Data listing
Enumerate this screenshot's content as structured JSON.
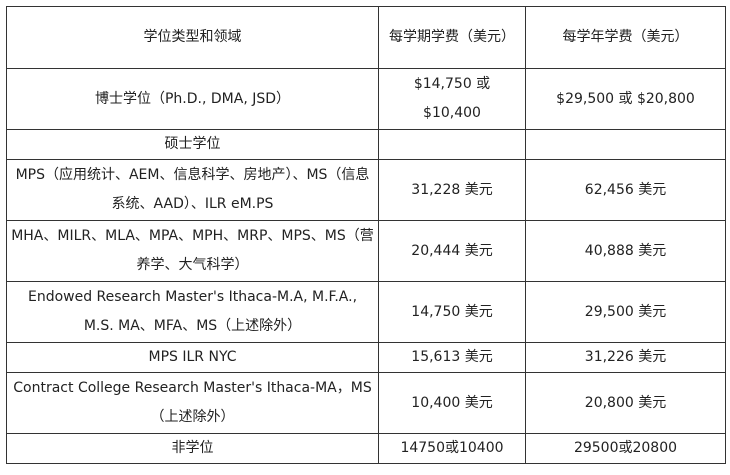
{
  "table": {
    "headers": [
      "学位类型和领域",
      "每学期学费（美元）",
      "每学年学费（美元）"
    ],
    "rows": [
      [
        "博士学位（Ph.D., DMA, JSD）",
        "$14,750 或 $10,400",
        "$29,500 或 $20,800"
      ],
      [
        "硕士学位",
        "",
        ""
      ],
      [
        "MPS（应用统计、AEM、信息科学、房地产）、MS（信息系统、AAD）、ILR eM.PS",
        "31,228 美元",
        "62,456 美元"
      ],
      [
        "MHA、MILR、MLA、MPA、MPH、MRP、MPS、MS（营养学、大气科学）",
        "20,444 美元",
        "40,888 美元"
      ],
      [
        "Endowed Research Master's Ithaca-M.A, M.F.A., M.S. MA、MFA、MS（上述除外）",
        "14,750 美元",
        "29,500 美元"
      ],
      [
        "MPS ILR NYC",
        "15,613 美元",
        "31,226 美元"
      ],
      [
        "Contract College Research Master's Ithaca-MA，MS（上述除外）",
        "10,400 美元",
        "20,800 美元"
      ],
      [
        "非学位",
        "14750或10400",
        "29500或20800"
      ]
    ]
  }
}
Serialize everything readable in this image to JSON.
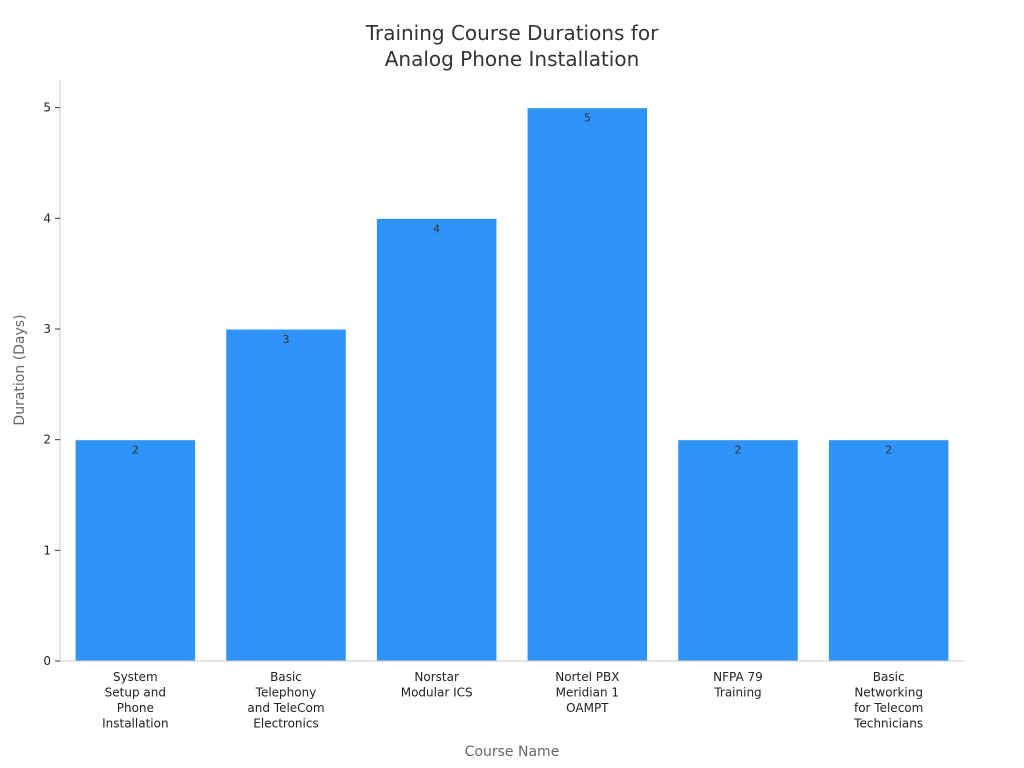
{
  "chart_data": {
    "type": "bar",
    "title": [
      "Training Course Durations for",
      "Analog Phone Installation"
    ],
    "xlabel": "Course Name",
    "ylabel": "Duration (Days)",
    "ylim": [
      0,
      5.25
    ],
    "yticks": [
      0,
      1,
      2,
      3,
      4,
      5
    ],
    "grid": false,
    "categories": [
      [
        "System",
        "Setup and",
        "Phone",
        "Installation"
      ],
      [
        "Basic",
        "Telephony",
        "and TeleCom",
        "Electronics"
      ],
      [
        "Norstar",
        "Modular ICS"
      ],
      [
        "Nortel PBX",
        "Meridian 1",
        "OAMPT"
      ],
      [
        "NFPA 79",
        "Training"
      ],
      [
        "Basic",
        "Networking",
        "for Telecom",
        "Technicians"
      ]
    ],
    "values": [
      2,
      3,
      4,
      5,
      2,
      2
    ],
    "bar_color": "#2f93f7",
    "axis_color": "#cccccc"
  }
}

_WHAT YOU HAVE TO DO:_ Skip the images and write out the rest of the listing exactly.

_WRITTEN SOLUTION:_
Enumerate this screenshot's content as structured JSON.
{
  "table": {
    "headers": [
      "学位类型和领域",
      "每学期学费（美元）",
      "每学年学费（美元）"
    ],
    "rows": [
      [
        "博士学位（Ph.D., DMA, JSD）",
        "$14,750 或 $10,400",
        "$29,500 或 $20,800"
      ],
      [
        "硕士学位",
        "",
        ""
      ],
      [
        "MPS（应用统计、AEM、信息科学、房地产）、MS（信息系统、AAD）、ILR eM.PS",
        "31,228 美元",
        "62,456 美元"
      ],
      [
        "MHA、MILR、MLA、MPA、MPH、MRP、MPS、MS（营养学、大气科学）",
        "20,444 美元",
        "40,888 美元"
      ],
      [
        "Endowed Research Master's Ithaca-M.A, M.F.A., M.S. MA、MFA、MS（上述除外）",
        "14,750 美元",
        "29,500 美元"
      ],
      [
        "MPS ILR NYC",
        "15,613 美元",
        "31,226 美元"
      ],
      [
        "Contract College Research Master's Ithaca-MA，MS（上述除外）",
        "10,400 美元",
        "20,800 美元"
      ],
      [
        "非学位",
        "14750或10400",
        "29500或20800"
      ]
    ]
  }
}
Serialize everything readable in this image to JSON.
{
  "chart_data": {
    "type": "bar",
    "title": [
      "Training Course Durations for",
      "Analog Phone Installation"
    ],
    "xlabel": "Course Name",
    "ylabel": "Duration (Days)",
    "ylim": [
      0,
      5.25
    ],
    "yticks": [
      0,
      1,
      2,
      3,
      4,
      5
    ],
    "grid": false,
    "categories": [
      [
        "System",
        "Setup and",
        "Phone",
        "Installation"
      ],
      [
        "Basic",
        "Telephony",
        "and TeleCom",
        "Electronics"
      ],
      [
        "Norstar",
        "Modular ICS"
      ],
      [
        "Nortel PBX",
        "Meridian 1",
        "OAMPT"
      ],
      [
        "NFPA 79",
        "Training"
      ],
      [
        "Basic",
        "Networking",
        "for Telecom",
        "Technicians"
      ]
    ],
    "values": [
      2,
      3,
      4,
      5,
      2,
      2
    ],
    "bar_color": "#2f93f7",
    "axis_color": "#cccccc"
  }
}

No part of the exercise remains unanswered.